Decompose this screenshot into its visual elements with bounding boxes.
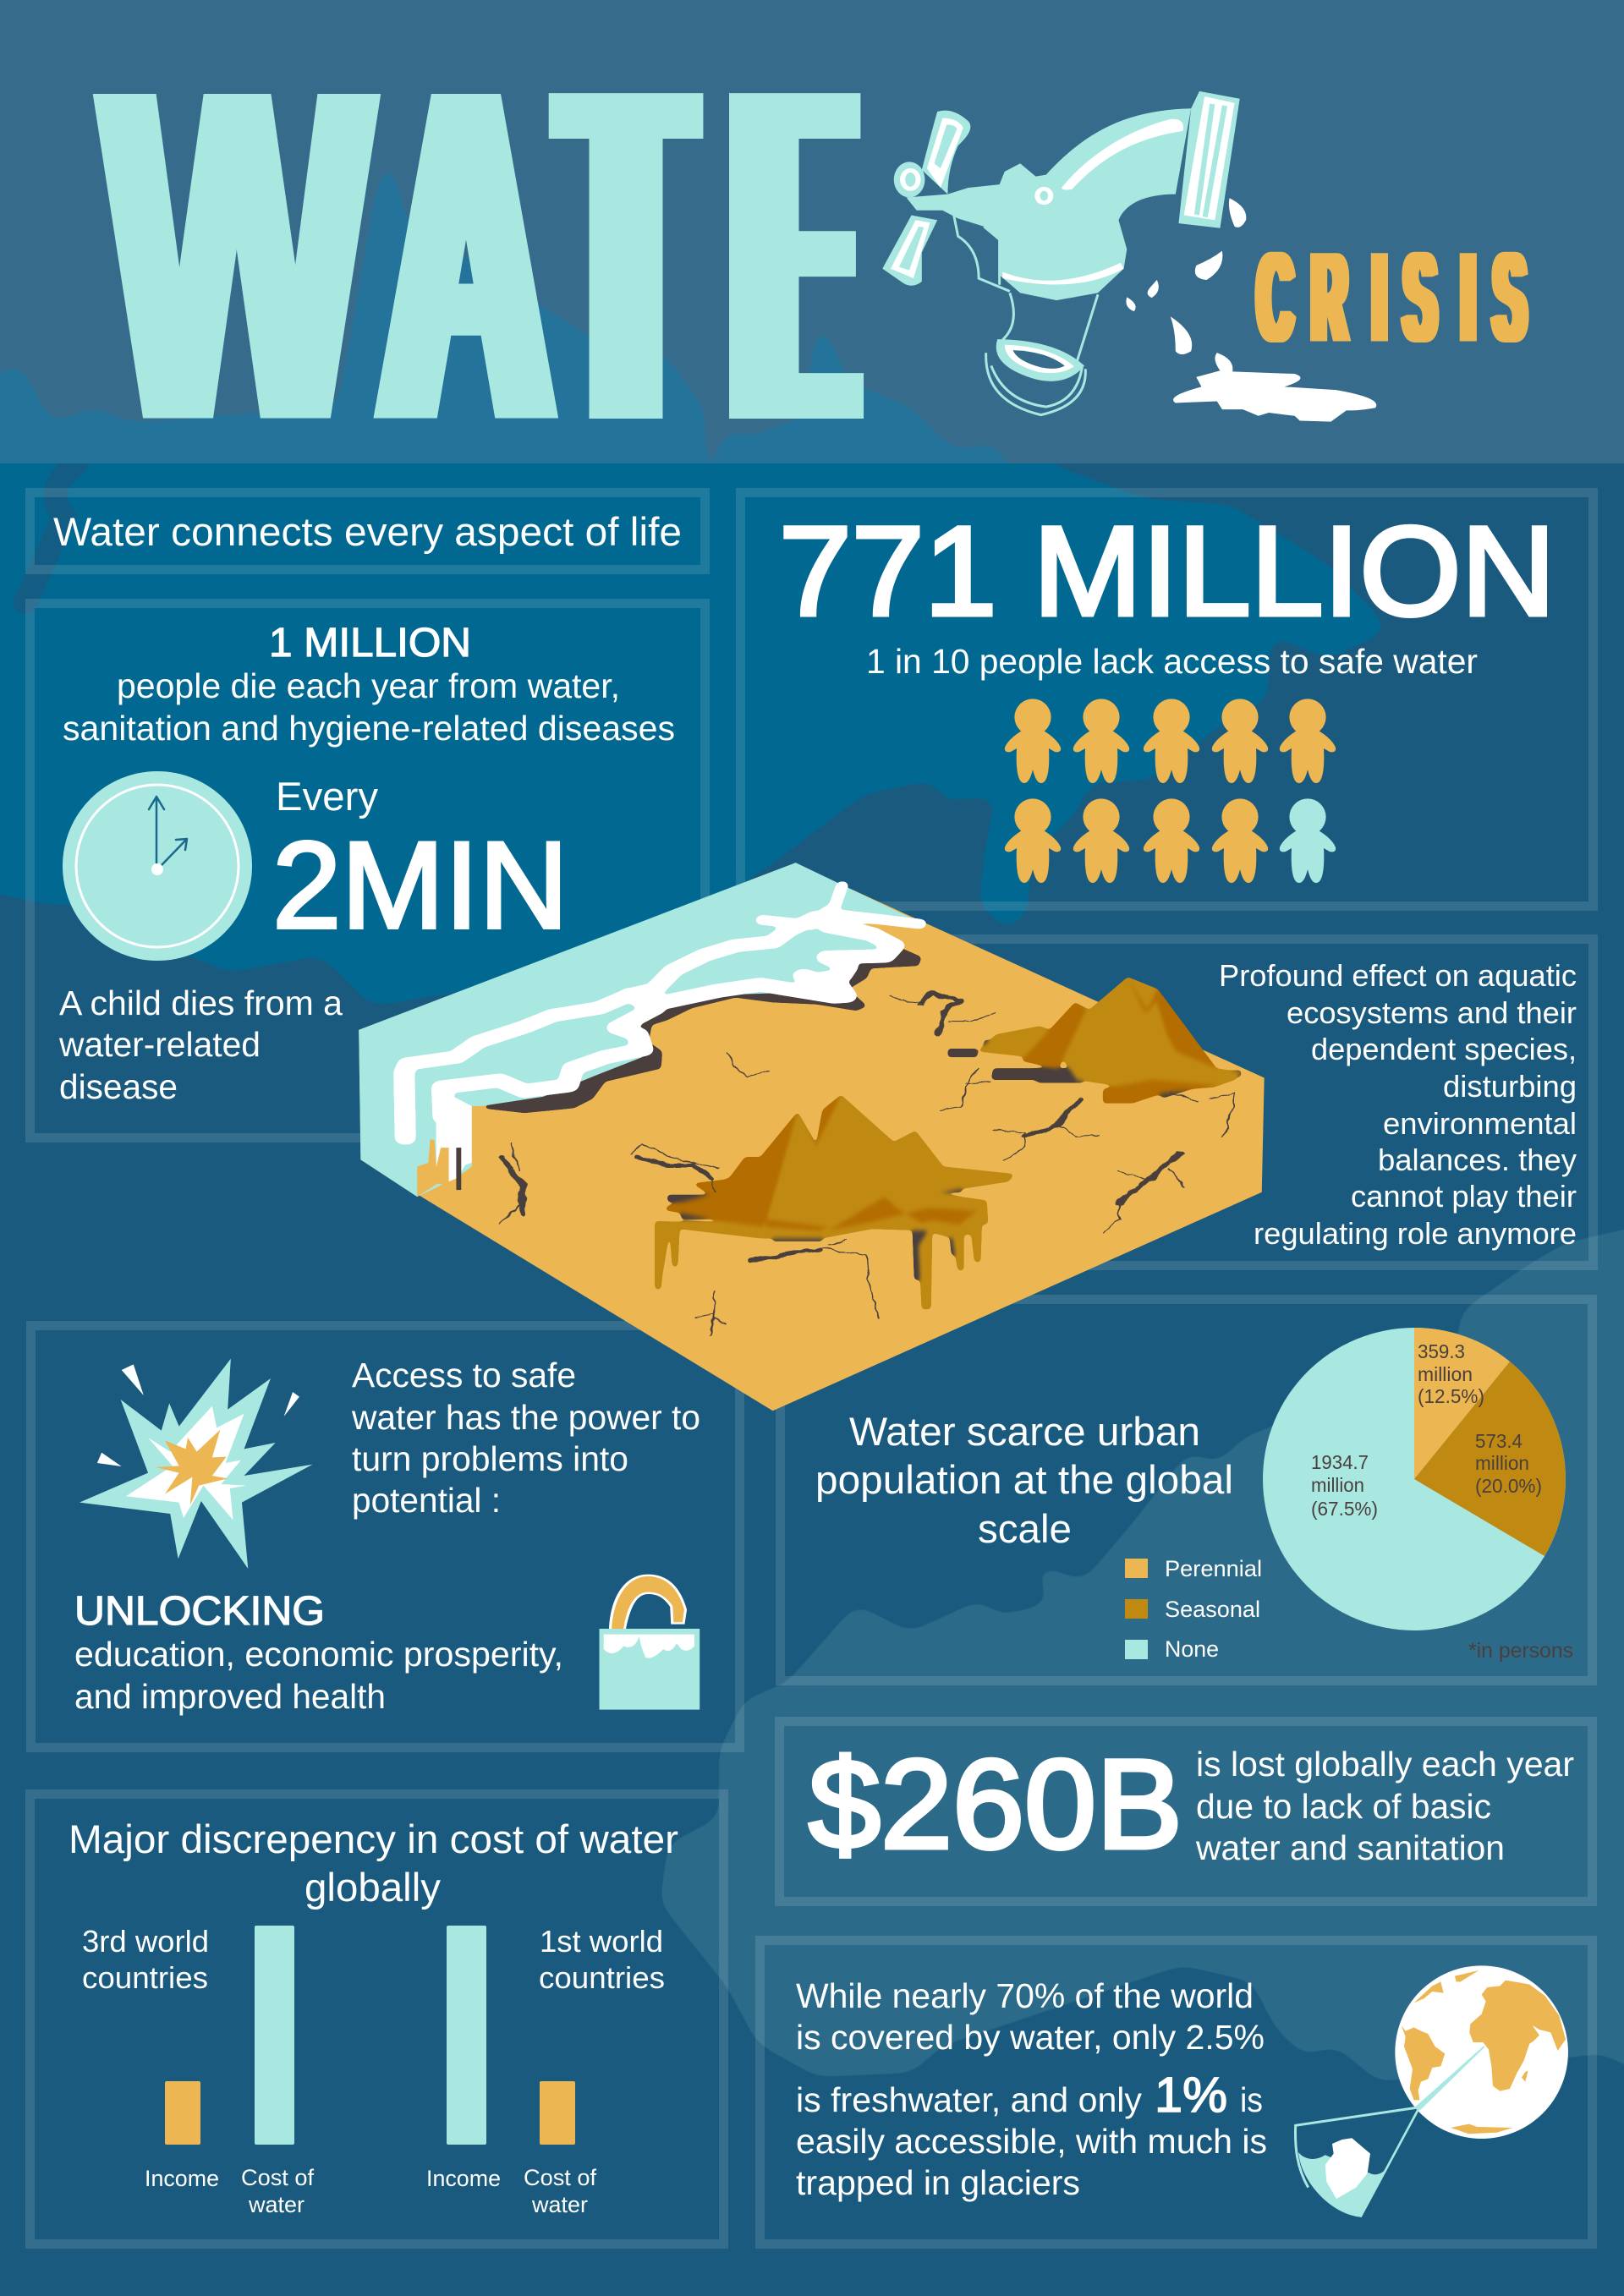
text: unlocking: and improved health (74, 1677, 386, 1716)
title: WATER: W (104, 0, 373, 518)
pictogram: 1 in 10 people (1005, 699, 1336, 883)
stat: $260B (809, 1733, 1574, 1875)
text: access to safe water (351, 1356, 700, 1520)
panel text: 1 million deaths (63, 621, 675, 748)
text: aquatic ecosystems: cannot play their (1351, 1179, 1577, 1214)
pie chart: water scarcity: (12.5%) (1418, 1385, 1484, 1407)
far mountain (947, 977, 1242, 1103)
bar chart: 3rd world countries: water (248, 2192, 304, 2217)
text: aquatic ecosystems: regulating role anymore (1254, 1216, 1577, 1251)
text: aquatic ecosystems: disturbing (1443, 1069, 1577, 1104)
bar chart: 3rd world countries: countries (82, 1960, 208, 1995)
title: WATER: A (383, 0, 549, 518)
title: WATER (104, 0, 846, 527)
text: freshwater facts (796, 1976, 1267, 2202)
text: freshwater facts: While nearly 70% of the world (796, 1976, 1254, 2015)
pie chart: water scarcity: (67.5%) (1311, 1498, 1378, 1520)
text: unlocking: education, economic prosperity, (74, 1635, 563, 1674)
text: access to safe water: Access to safe (352, 1356, 576, 1395)
bar chart: 3rd world countries (82, 1924, 314, 2217)
stat: $260B: is lost globally each year (1196, 1745, 1574, 1784)
text: aquatic ecosystems: environmental (1383, 1106, 1577, 1141)
pie chart: water scarcity: million (1311, 1474, 1364, 1496)
text: access to safe water: potential : (352, 1481, 501, 1520)
panel text: 1 million deaths: 1 MILLION (269, 621, 471, 666)
heading: water scarce urban population: population at the global (815, 1458, 1233, 1503)
ground cracks (500, 993, 1235, 1335)
text: access to safe water: water has the power to (351, 1398, 700, 1437)
text: access to safe water: turn problems into (352, 1439, 628, 1478)
footnote: in persons: *in persons (1468, 1639, 1573, 1663)
pie chart: water scarcity: million (1418, 1363, 1473, 1385)
isometric land block: ice melting over drought (359, 863, 1265, 1411)
heading: water scarce urban population: scale (978, 1507, 1072, 1552)
stat: 771 million: 1 in 10 people lack access to safe water (866, 642, 1478, 681)
icon: clock at two minutes (63, 771, 252, 961)
panel frames (30, 492, 1594, 2244)
text: freshwater facts: is covered by water, only 2.5% (796, 2018, 1265, 2057)
icon: globe with glacier inset (1295, 1965, 1568, 2217)
heading: water scarce urban population: Water scarce urban (849, 1410, 1200, 1455)
bar chart: 1st world countries: Income (426, 2166, 501, 2191)
pie chart: water scarcity: (20.0%) (1475, 1475, 1542, 1497)
bar chart: 1st world countries: 1st world (540, 1924, 663, 1959)
bar chart: 1st world countries: countries (539, 1960, 665, 1995)
text: aquatic ecosystems: Profound effect on aquatic (1219, 958, 1577, 993)
heading: water connects every aspect of life: Water connects every aspect of life (53, 510, 682, 555)
heading: major discrepancy (69, 1817, 678, 1910)
pie legend: Perennial (1165, 1556, 1262, 1581)
stat: $260B: $260B (809, 1733, 1182, 1875)
title: WATER: T (570, 0, 682, 526)
text: freshwater facts: is freshwater, and only (796, 2080, 1142, 2119)
title: WATER: E (743, 0, 846, 527)
icon: open padlock (600, 1575, 700, 1710)
text: a child dies: disease (59, 1067, 178, 1106)
heading: water scarce urban population (815, 1410, 1233, 1552)
near mountain (655, 1095, 1015, 1309)
bar chart: 3rd world countries: 3rd world (82, 1924, 209, 1959)
pie chart: water scarcity (1263, 1328, 1566, 1630)
text: aquatic ecosystems: ecosystems and their (1287, 995, 1577, 1030)
stat: every 2 min: Every (276, 774, 379, 819)
text: freshwater facts: trapped in glaciers (796, 2163, 1080, 2202)
bar chart: 3rd world countries: Income (145, 2166, 219, 2191)
text: unlocking (74, 1589, 563, 1716)
text: aquatic ecosystems (1219, 958, 1577, 1251)
text: freshwater facts: is (1240, 2080, 1263, 2119)
pie chart: water scarcity: 1934.7 (1311, 1451, 1369, 1473)
pie legend: Seasonal (1165, 1597, 1260, 1622)
text: a child dies: A child dies from a (59, 984, 343, 1022)
stat: $260B: due to lack of basic (1196, 1787, 1491, 1826)
heading: major discrepancy: globally (304, 1866, 441, 1910)
bar chart: 1st world countries: Cost of (524, 2165, 596, 2190)
bar chart: 1st world countries (426, 1924, 665, 2217)
panel text: 1 million deaths: people die each year from water, (117, 666, 620, 705)
icon: explosion (80, 1359, 313, 1569)
stat: 771 million: 771 MILLION (779, 500, 1555, 642)
pie chart: water scarcity: 573.4 (1475, 1430, 1522, 1452)
stat: $260B: water and sanitation (1195, 1828, 1505, 1867)
pie chart: water scarcity: 359.3 (1418, 1340, 1465, 1362)
title: CRISIS: CRISIS (1258, 227, 1526, 369)
icon: faucet with water drops (882, 91, 1376, 422)
text: aquatic ecosystems: balances. they (1378, 1143, 1577, 1177)
text: a child dies (58, 984, 343, 1106)
heading: major discrepancy: Major discrepency in cost of water (69, 1817, 678, 1862)
panel text: 1 million deaths: sanitation and hygiene-related diseases (63, 709, 675, 748)
pie chart: water scarcity: million (1475, 1452, 1529, 1474)
text: aquatic ecosystems: dependent species, (1311, 1032, 1577, 1066)
bar chart: 3rd world countries: Cost of (241, 2165, 314, 2190)
bar chart: 1st world countries: water (531, 2192, 588, 2217)
stat: every 2 min: 2MIN (272, 816, 568, 954)
pie legend: None (1165, 1636, 1219, 1662)
text: unlocking: UNLOCKING (74, 1589, 325, 1634)
text: freshwater facts: easily accessible, with much is (796, 2122, 1267, 2161)
text: freshwater facts: 1% (1155, 2068, 1227, 2123)
text: a child dies: water-related (58, 1025, 261, 1064)
pie legend (1125, 1556, 1262, 1662)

#####

▸ PROBLEM STATEMENT:
Copy every line of the records above verbatim, leaving out the pictures.

▸ RESULT:
Decompose this screenshot into its visual elements with bounding boxes.
text: unlocking: and improved health (74, 1677, 386, 1716)
title: WATER: W (104, 0, 373, 518)
pictogram: 1 in 10 people (1005, 699, 1336, 883)
stat: $260B (809, 1733, 1574, 1875)
text: access to safe water (351, 1356, 700, 1520)
panel text: 1 million deaths (63, 621, 675, 748)
text: aquatic ecosystems: cannot play their (1351, 1179, 1577, 1214)
pie chart: water scarcity: (12.5%) (1418, 1385, 1484, 1407)
far mountain (947, 977, 1242, 1103)
bar chart: 3rd world countries: water (248, 2192, 304, 2217)
text: aquatic ecosystems: regulating role anymore (1254, 1216, 1577, 1251)
text: aquatic ecosystems: disturbing (1443, 1069, 1577, 1104)
bar chart: 3rd world countries: countries (82, 1960, 208, 1995)
title: WATER: A (383, 0, 549, 518)
title: WATER (104, 0, 846, 527)
text: freshwater facts (796, 1976, 1267, 2202)
text: freshwater facts: While nearly 70% of the world (796, 1976, 1254, 2015)
pie chart: water scarcity: (67.5%) (1311, 1498, 1378, 1520)
text: unlocking: education, economic prosperity, (74, 1635, 563, 1674)
text: access to safe water: Access to safe (352, 1356, 576, 1395)
bar chart: 3rd world countries (82, 1924, 314, 2217)
stat: $260B: is lost globally each year (1196, 1745, 1574, 1784)
text: aquatic ecosystems: environmental (1383, 1106, 1577, 1141)
pie chart: water scarcity: million (1311, 1474, 1364, 1496)
text: access to safe water: potential : (352, 1481, 501, 1520)
panel text: 1 million deaths: 1 MILLION (269, 621, 471, 666)
heading: water scarce urban population: population at the global (815, 1458, 1233, 1503)
ground cracks (500, 993, 1235, 1335)
text: access to safe water: water has the power to (351, 1398, 700, 1437)
text: access to safe water: turn problems into (352, 1439, 628, 1478)
footnote: in persons: *in persons (1468, 1639, 1573, 1663)
pie chart: water scarcity: million (1418, 1363, 1473, 1385)
isometric land block: ice melting over drought (359, 863, 1265, 1411)
heading: water scarce urban population: scale (978, 1507, 1072, 1552)
stat: 771 million: 1 in 10 people lack access to safe water (866, 642, 1478, 681)
icon: clock at two minutes (63, 771, 252, 961)
panel frames (30, 492, 1594, 2244)
text: freshwater facts: is covered by water, only 2.5% (796, 2018, 1265, 2057)
icon: globe with glacier inset (1295, 1965, 1568, 2217)
heading: water scarce urban population: Water scarce urban (849, 1410, 1200, 1455)
bar chart: 1st world countries: Income (426, 2166, 501, 2191)
pie chart: water scarcity: (20.0%) (1475, 1475, 1542, 1497)
bar chart: 1st world countries: 1st world (540, 1924, 663, 1959)
bar chart: 1st world countries: countries (539, 1960, 665, 1995)
text: aquatic ecosystems: Profound effect on aquatic (1219, 958, 1577, 993)
heading: water connects every aspect of life: Water connects every aspect of life (53, 510, 682, 555)
heading: major discrepancy (69, 1817, 678, 1910)
pie legend: Perennial (1165, 1556, 1262, 1581)
stat: $260B: $260B (809, 1733, 1182, 1875)
title: WATER: T (570, 0, 682, 526)
text: freshwater facts: is freshwater, and only (796, 2080, 1142, 2119)
title: WATER: E (743, 0, 846, 527)
icon: open padlock (600, 1575, 700, 1710)
text: a child dies: disease (59, 1067, 178, 1106)
heading: water scarce urban population (815, 1410, 1233, 1552)
near mountain (655, 1095, 1015, 1309)
bar chart: 3rd world countries: 3rd world (82, 1924, 209, 1959)
pie chart: water scarcity (1263, 1328, 1566, 1630)
text: aquatic ecosystems: ecosystems and their (1287, 995, 1577, 1030)
stat: every 2 min: Every (276, 774, 379, 819)
text: freshwater facts: trapped in glaciers (796, 2163, 1080, 2202)
bar chart: 3rd world countries: Income (145, 2166, 219, 2191)
text: unlocking (74, 1589, 563, 1716)
text: aquatic ecosystems (1219, 958, 1577, 1251)
text: freshwater facts: is (1240, 2080, 1263, 2119)
pie chart: water scarcity: 1934.7 (1311, 1451, 1369, 1473)
pie legend: Seasonal (1165, 1597, 1260, 1622)
text: a child dies: A child dies from a (59, 984, 343, 1022)
stat: $260B: due to lack of basic (1196, 1787, 1491, 1826)
heading: major discrepancy: globally (304, 1866, 441, 1910)
bar chart: 1st world countries: Cost of (524, 2165, 596, 2190)
bar chart: 1st world countries (426, 1924, 665, 2217)
panel text: 1 million deaths: people die each year from water, (117, 666, 620, 705)
icon: explosion (80, 1359, 313, 1569)
stat: 771 million: 771 MILLION (779, 500, 1555, 642)
pie chart: water scarcity: 573.4 (1475, 1430, 1522, 1452)
stat: $260B: water and sanitation (1195, 1828, 1505, 1867)
pie chart: water scarcity: 359.3 (1418, 1340, 1465, 1362)
title: CRISIS: CRISIS (1258, 227, 1526, 369)
icon: faucet with water drops (882, 91, 1376, 422)
text: aquatic ecosystems: balances. they (1378, 1143, 1577, 1177)
text: a child dies (58, 984, 343, 1106)
heading: major discrepancy: Major discrepency in cost of water (69, 1817, 678, 1862)
panel text: 1 million deaths: sanitation and hygiene-related diseases (63, 709, 675, 748)
pie chart: water scarcity: million (1475, 1452, 1529, 1474)
text: aquatic ecosystems: dependent species, (1311, 1032, 1577, 1066)
bar chart: 3rd world countries: Cost of (241, 2165, 314, 2190)
bar chart: 1st world countries: water (531, 2192, 588, 2217)
stat: every 2 min: 2MIN (272, 816, 568, 954)
pie legend: None (1165, 1636, 1219, 1662)
text: unlocking: UNLOCKING (74, 1589, 325, 1634)
text: freshwater facts: easily accessible, with much is (796, 2122, 1267, 2161)
text: freshwater facts: 1% (1155, 2068, 1227, 2123)
text: a child dies: water-related (58, 1025, 261, 1064)
pie legend (1125, 1556, 1262, 1662)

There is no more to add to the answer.